DIRECTIONS FOR THIS TASK:
Copy out the rows below, swapping every "CONNECTED" for "OFFLINE" and keeping everything else the same. Leave the pictures out of your copy.

MATERIAL PROVIDED:
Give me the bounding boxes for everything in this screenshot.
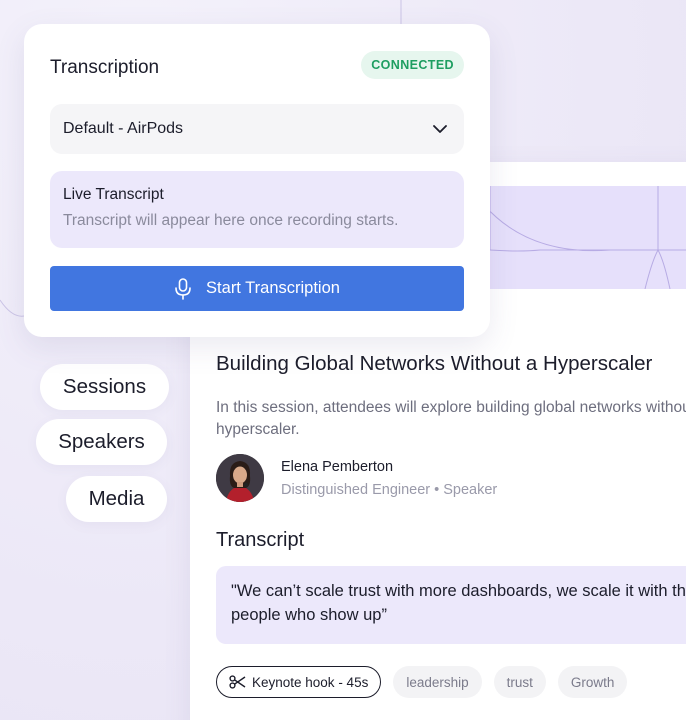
start-transcription-button[interactable]: Start Transcription bbox=[50, 266, 464, 311]
nav-media[interactable]: Media bbox=[66, 476, 167, 522]
microphone-icon bbox=[175, 277, 191, 300]
session-description: In this session, attendees will explore … bbox=[216, 399, 686, 438]
nav-label: Speakers bbox=[58, 430, 145, 453]
chevron-down-icon bbox=[433, 125, 447, 133]
nav-label: Sessions bbox=[62, 375, 147, 398]
tag-label: Keynote hook - 45s bbox=[252, 674, 369, 690]
transcription-card: Transcription CONNECTED Default - AirPod… bbox=[24, 24, 490, 337]
start-transcription-label: Start Transcription bbox=[206, 279, 340, 297]
tag-label: Growth bbox=[570, 674, 615, 690]
avatar-portrait bbox=[216, 454, 264, 502]
tag-growth[interactable]: Growth bbox=[557, 666, 628, 698]
transcript-heading: Transcript bbox=[216, 529, 305, 551]
tag-trust[interactable]: trust bbox=[493, 666, 546, 698]
transcript-quote: "We can’t scale trust with more dashboar… bbox=[216, 566, 686, 644]
nav-sessions[interactable]: Sessions bbox=[40, 364, 169, 410]
transcription-title: Transcription bbox=[50, 57, 160, 78]
live-transcript-title: Live Transcript bbox=[63, 186, 164, 203]
status-badge: CONNECTED bbox=[361, 51, 464, 79]
tag-leadership[interactable]: leadership bbox=[393, 666, 482, 698]
nav-speakers[interactable]: Speakers bbox=[36, 419, 167, 465]
tag-list: Keynote hook - 45s leadership trust Grow… bbox=[216, 666, 628, 698]
input-device-select[interactable]: Default - AirPods bbox=[50, 104, 464, 154]
tag-label: leadership bbox=[406, 674, 469, 690]
scissors-icon bbox=[229, 675, 246, 689]
app-canvas: Building Global Networks Without a Hyper… bbox=[0, 0, 686, 720]
device-select-value: Default - AirPods bbox=[63, 120, 184, 137]
speaker-role: Distinguished Engineer • Speaker bbox=[281, 482, 498, 498]
live-transcript-panel: Live Transcript Transcript will appear h… bbox=[50, 171, 464, 248]
speaker-name: Elena Pemberton bbox=[281, 459, 394, 475]
tag-keynote-hook[interactable]: Keynote hook - 45s bbox=[216, 666, 382, 698]
speaker-avatar bbox=[216, 454, 264, 502]
session-title: Building Global Networks Without a Hyper… bbox=[216, 352, 653, 375]
live-transcript-placeholder: Transcript will appear here once recordi… bbox=[63, 212, 399, 229]
nav-label: Media bbox=[88, 487, 145, 510]
tag-label: trust bbox=[506, 674, 533, 690]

PROBLEM SOLUTION:
Give me the bounding boxes for everything in this screenshot.
start-transcription-button[interactable]: Start Transcription bbox=[50, 266, 464, 311]
nav-media[interactable]: Media bbox=[66, 476, 167, 522]
microphone-icon bbox=[175, 277, 191, 300]
session-description: In this session, attendees will explore … bbox=[216, 399, 686, 438]
nav-label: Speakers bbox=[58, 430, 145, 453]
chevron-down-icon bbox=[433, 125, 447, 133]
nav-label: Sessions bbox=[62, 375, 147, 398]
tag-label: Keynote hook - 45s bbox=[252, 674, 369, 690]
transcription-card: Transcription OFFLINE Default - AirPod… bbox=[24, 24, 490, 337]
start-transcription-label: Start Transcription bbox=[206, 279, 340, 297]
tag-label: Growth bbox=[570, 674, 615, 690]
avatar-portrait bbox=[216, 454, 264, 502]
tag-growth[interactable]: Growth bbox=[557, 666, 628, 698]
transcript-heading: Transcript bbox=[216, 529, 305, 551]
tag-trust[interactable]: trust bbox=[493, 666, 546, 698]
transcript-quote: "We can’t scale trust with more dashboar… bbox=[216, 566, 686, 644]
nav-sessions[interactable]: Sessions bbox=[40, 364, 169, 410]
transcription-title: Transcription bbox=[50, 57, 160, 78]
live-transcript-title: Live Transcript bbox=[63, 186, 164, 203]
status-badge: OFFLINE bbox=[361, 51, 464, 79]
tag-leadership[interactable]: leadership bbox=[393, 666, 482, 698]
nav-speakers[interactable]: Speakers bbox=[36, 419, 167, 465]
tag-list: Keynote hook - 45s leadership trust Grow… bbox=[216, 666, 628, 698]
input-device-select[interactable]: Default - AirPods bbox=[50, 104, 464, 154]
tag-label: leadership bbox=[406, 674, 469, 690]
scissors-icon bbox=[229, 675, 246, 689]
app-canvas: Building Global Networks Without a Hyper… bbox=[0, 0, 686, 720]
device-select-value: Default - AirPods bbox=[63, 120, 184, 137]
speaker-role: Distinguished Engineer • Speaker bbox=[281, 482, 498, 498]
live-transcript-panel: Live Transcript Transcript will appear h… bbox=[50, 171, 464, 248]
speaker-name: Elena Pemberton bbox=[281, 459, 394, 475]
tag-keynote-hook[interactable]: Keynote hook - 45s bbox=[216, 666, 382, 698]
speaker-avatar bbox=[216, 454, 264, 502]
session-title: Building Global Networks Without a Hyper… bbox=[216, 352, 653, 375]
live-transcript-placeholder: Transcript will appear here once recordi… bbox=[63, 212, 399, 229]
nav-label: Media bbox=[88, 487, 145, 510]
tag-label: trust bbox=[506, 674, 533, 690]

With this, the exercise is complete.